Items from a dataset:
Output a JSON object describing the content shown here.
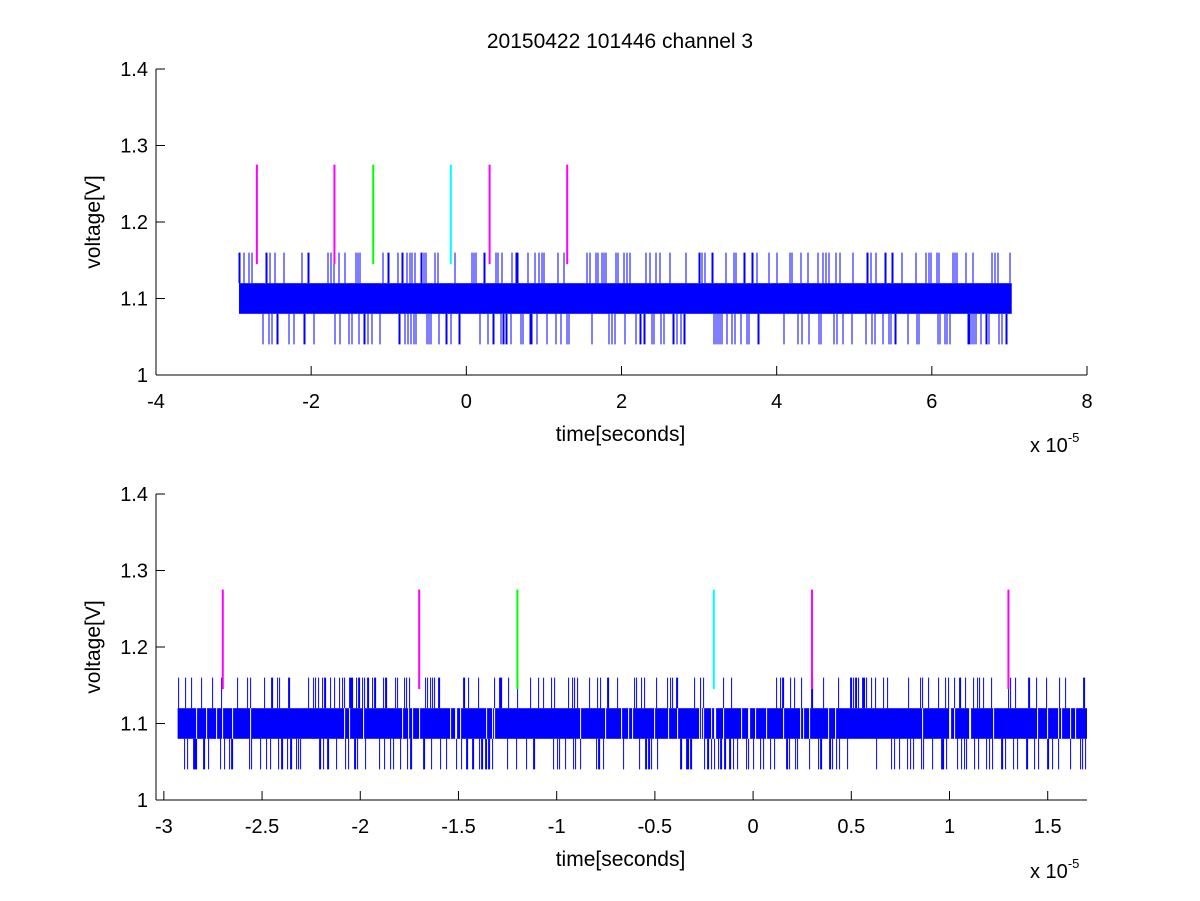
{
  "figure": {
    "background": "#ffffff",
    "axis_color": "#000000",
    "signal_color": "#0000ff"
  },
  "chart_data": [
    {
      "type": "line",
      "title": "20150422 101446 channel 3",
      "xlabel": "time[seconds]",
      "ylabel": "voltage[V]",
      "x_exponent_base": "x 10",
      "x_exponent_power": "-5",
      "xlim": [
        -4,
        8
      ],
      "ylim": [
        1,
        1.4
      ],
      "xticks": [
        -4,
        -2,
        0,
        2,
        4,
        6,
        8
      ],
      "xtick_labels": [
        "-4",
        "-2",
        "0",
        "2",
        "4",
        "6",
        "8"
      ],
      "yticks": [
        1,
        1.1,
        1.2,
        1.3,
        1.4
      ],
      "ytick_labels": [
        "1",
        "1.1",
        "1.2",
        "1.3",
        "1.4"
      ],
      "grid": false,
      "signal": {
        "x_range": [
          -2.93,
          7.03
        ],
        "base_levels": [
          1.08,
          1.12
        ],
        "high_level": 1.16,
        "low_level": 1.04
      },
      "markers": [
        {
          "x": -2.7,
          "y_range": [
            1.145,
            1.275
          ],
          "color": "#ff00ff"
        },
        {
          "x": -1.7,
          "y_range": [
            1.145,
            1.275
          ],
          "color": "#ff00ff"
        },
        {
          "x": -1.2,
          "y_range": [
            1.145,
            1.275
          ],
          "color": "#00ff00"
        },
        {
          "x": -0.2,
          "y_range": [
            1.145,
            1.275
          ],
          "color": "#00ffff"
        },
        {
          "x": 0.3,
          "y_range": [
            1.145,
            1.275
          ],
          "color": "#ff00ff"
        },
        {
          "x": 1.3,
          "y_range": [
            1.145,
            1.275
          ],
          "color": "#ff00ff"
        }
      ]
    },
    {
      "type": "line",
      "title": "",
      "xlabel": "time[seconds]",
      "ylabel": "voltage[V]",
      "x_exponent_base": "x 10",
      "x_exponent_power": "-5",
      "xlim": [
        -3.04,
        1.7
      ],
      "ylim": [
        1,
        1.4
      ],
      "xticks": [
        -3,
        -2.5,
        -2,
        -1.5,
        -1,
        -0.5,
        0,
        0.5,
        1,
        1.5
      ],
      "xtick_labels": [
        "-3",
        "-2.5",
        "-2",
        "-1.5",
        "-1",
        "-0.5",
        "0",
        "0.5",
        "1",
        "1.5"
      ],
      "yticks": [
        1,
        1.1,
        1.2,
        1.3,
        1.4
      ],
      "ytick_labels": [
        "1",
        "1.1",
        "1.2",
        "1.3",
        "1.4"
      ],
      "grid": false,
      "signal": {
        "x_range": [
          -2.93,
          1.7
        ],
        "base_levels": [
          1.08,
          1.12
        ],
        "high_level": 1.16,
        "low_level": 1.04
      },
      "markers": [
        {
          "x": -2.7,
          "y_range": [
            1.145,
            1.275
          ],
          "color": "#ff00ff"
        },
        {
          "x": -1.7,
          "y_range": [
            1.145,
            1.275
          ],
          "color": "#ff00ff"
        },
        {
          "x": -1.2,
          "y_range": [
            1.145,
            1.275
          ],
          "color": "#00ff00"
        },
        {
          "x": -0.2,
          "y_range": [
            1.145,
            1.275
          ],
          "color": "#00ffff"
        },
        {
          "x": 0.3,
          "y_range": [
            1.145,
            1.275
          ],
          "color": "#ff00ff"
        },
        {
          "x": 1.3,
          "y_range": [
            1.145,
            1.275
          ],
          "color": "#ff00ff"
        }
      ]
    }
  ]
}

■ **Instructions for the task**
Copy every line above word for word and exclude the pictures.

■ **Result**
Output a JSON object describing the content shown here.
{
  "figure": {
    "background": "#ffffff",
    "axis_color": "#000000",
    "signal_color": "#0000ff"
  },
  "chart_data": [
    {
      "type": "line",
      "title": "20150422 101446 channel 3",
      "xlabel": "time[seconds]",
      "ylabel": "voltage[V]",
      "x_exponent_base": "x 10",
      "x_exponent_power": "-5",
      "xlim": [
        -4,
        8
      ],
      "ylim": [
        1,
        1.4
      ],
      "xticks": [
        -4,
        -2,
        0,
        2,
        4,
        6,
        8
      ],
      "xtick_labels": [
        "-4",
        "-2",
        "0",
        "2",
        "4",
        "6",
        "8"
      ],
      "yticks": [
        1,
        1.1,
        1.2,
        1.3,
        1.4
      ],
      "ytick_labels": [
        "1",
        "1.1",
        "1.2",
        "1.3",
        "1.4"
      ],
      "grid": false,
      "signal": {
        "x_range": [
          -2.93,
          7.03
        ],
        "base_levels": [
          1.08,
          1.12
        ],
        "high_level": 1.16,
        "low_level": 1.04
      },
      "markers": [
        {
          "x": -2.7,
          "y_range": [
            1.145,
            1.275
          ],
          "color": "#ff00ff"
        },
        {
          "x": -1.7,
          "y_range": [
            1.145,
            1.275
          ],
          "color": "#ff00ff"
        },
        {
          "x": -1.2,
          "y_range": [
            1.145,
            1.275
          ],
          "color": "#00ff00"
        },
        {
          "x": -0.2,
          "y_range": [
            1.145,
            1.275
          ],
          "color": "#00ffff"
        },
        {
          "x": 0.3,
          "y_range": [
            1.145,
            1.275
          ],
          "color": "#ff00ff"
        },
        {
          "x": 1.3,
          "y_range": [
            1.145,
            1.275
          ],
          "color": "#ff00ff"
        }
      ]
    },
    {
      "type": "line",
      "title": "",
      "xlabel": "time[seconds]",
      "ylabel": "voltage[V]",
      "x_exponent_base": "x 10",
      "x_exponent_power": "-5",
      "xlim": [
        -3.04,
        1.7
      ],
      "ylim": [
        1,
        1.4
      ],
      "xticks": [
        -3,
        -2.5,
        -2,
        -1.5,
        -1,
        -0.5,
        0,
        0.5,
        1,
        1.5
      ],
      "xtick_labels": [
        "-3",
        "-2.5",
        "-2",
        "-1.5",
        "-1",
        "-0.5",
        "0",
        "0.5",
        "1",
        "1.5"
      ],
      "yticks": [
        1,
        1.1,
        1.2,
        1.3,
        1.4
      ],
      "ytick_labels": [
        "1",
        "1.1",
        "1.2",
        "1.3",
        "1.4"
      ],
      "grid": false,
      "signal": {
        "x_range": [
          -2.93,
          1.7
        ],
        "base_levels": [
          1.08,
          1.12
        ],
        "high_level": 1.16,
        "low_level": 1.04
      },
      "markers": [
        {
          "x": -2.7,
          "y_range": [
            1.145,
            1.275
          ],
          "color": "#ff00ff"
        },
        {
          "x": -1.7,
          "y_range": [
            1.145,
            1.275
          ],
          "color": "#ff00ff"
        },
        {
          "x": -1.2,
          "y_range": [
            1.145,
            1.275
          ],
          "color": "#00ff00"
        },
        {
          "x": -0.2,
          "y_range": [
            1.145,
            1.275
          ],
          "color": "#00ffff"
        },
        {
          "x": 0.3,
          "y_range": [
            1.145,
            1.275
          ],
          "color": "#ff00ff"
        },
        {
          "x": 1.3,
          "y_range": [
            1.145,
            1.275
          ],
          "color": "#ff00ff"
        }
      ]
    }
  ]
}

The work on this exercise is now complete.